**Exercise description:** Quote every line as written. Omit pictures.
-- Source material start --
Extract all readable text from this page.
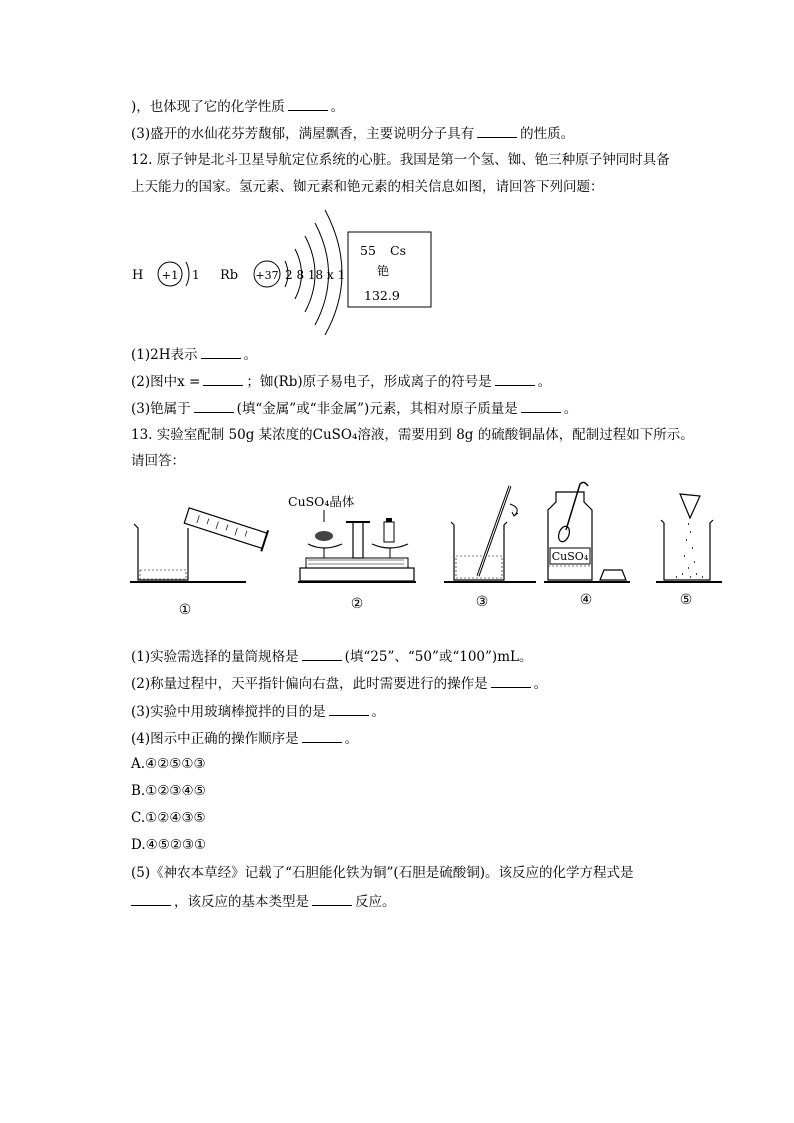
)，也体现了它的化学性质	。
(3)盛开的水仙花芬芳馥郁，满屋飘香，主要说明分子具有	的性质。
12. 原子钟是北斗卫星导航定位系统的心脏。我国是第一个氢、铷、铯三种原子钟同时具备
上天能力的国家。氢元素、铷元素和铯元素的相关信息如图，请回答下列问题：
H +1 1 Rb +37 2 8 18 x 1
55 Cs
铯
132.9
(1)2H表示	。
(2)图中x =	；铷(Rb)原子易电子，形成离子的符号是	。
(3)铯属于	(填“金属”或“非金属”)元素，其相对原子质量是	。
13. 实验室配制 50g 某浓度的CuSO₄溶液，需要用到 8g 的硫酸铜晶体，配制过程如下所示。
请回答：
CuSO₄晶体
CuSO₄
①	②	③	④	⑤
(1)实验需选择的量筒规格是	(填“25”、“50”或“100”)mL。
(2)称量过程中，天平指针偏向右盘，此时需要进行的操作是	。
(3)实验中用玻璃棒搅拌的目的是	。
(4)图示中正确的操作顺序是	。
A.④②⑤①③
B.①②③④⑤
C.①②④③⑤
D.④⑤②③①
(5)《神农本草经》记载了“石胆能化铁为铜”(石胆是硫酸铜)。该反应的化学方程式是
，该反应的基本类型是	反应。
-- Source material end --
**Reply to the exercise:**
Extract all readable text from this page.
)，也体现了它的化学性质	。
(3)盛开的水仙花芬芳馥郁，满屋飘香，主要说明分子具有	的性质。
12. 原子钟是北斗卫星导航定位系统的心脏。我国是第一个氢、铷、铯三种原子钟同时具备
上天能力的国家。氢元素、铷元素和铯元素的相关信息如图，请回答下列问题：
H +1 1 Rb +37 2 8 18 x 1
55 Cs
铯
132.9
(1)2H表示	。
(2)图中x =	；铷(Rb)原子易电子，形成离子的符号是	。
(3)铯属于	(填“金属”或“非金属”)元素，其相对原子质量是	。
13. 实验室配制 50g 某浓度的CuSO₄溶液，需要用到 8g 的硫酸铜晶体，配制过程如下所示。
请回答：
CuSO₄晶体
CuSO₄
①	②	③	④	⑤
(1)实验需选择的量筒规格是	(填“25”、“50”或“100”)mL。
(2)称量过程中，天平指针偏向右盘，此时需要进行的操作是	。
(3)实验中用玻璃棒搅拌的目的是	。
(4)图示中正确的操作顺序是	。
A.④②⑤①③
B.①②③④⑤
C.①②④③⑤
D.④⑤②③①
(5)《神农本草经》记载了“石胆能化铁为铜”(石胆是硫酸铜)。该反应的化学方程式是
，该反应的基本类型是	反应。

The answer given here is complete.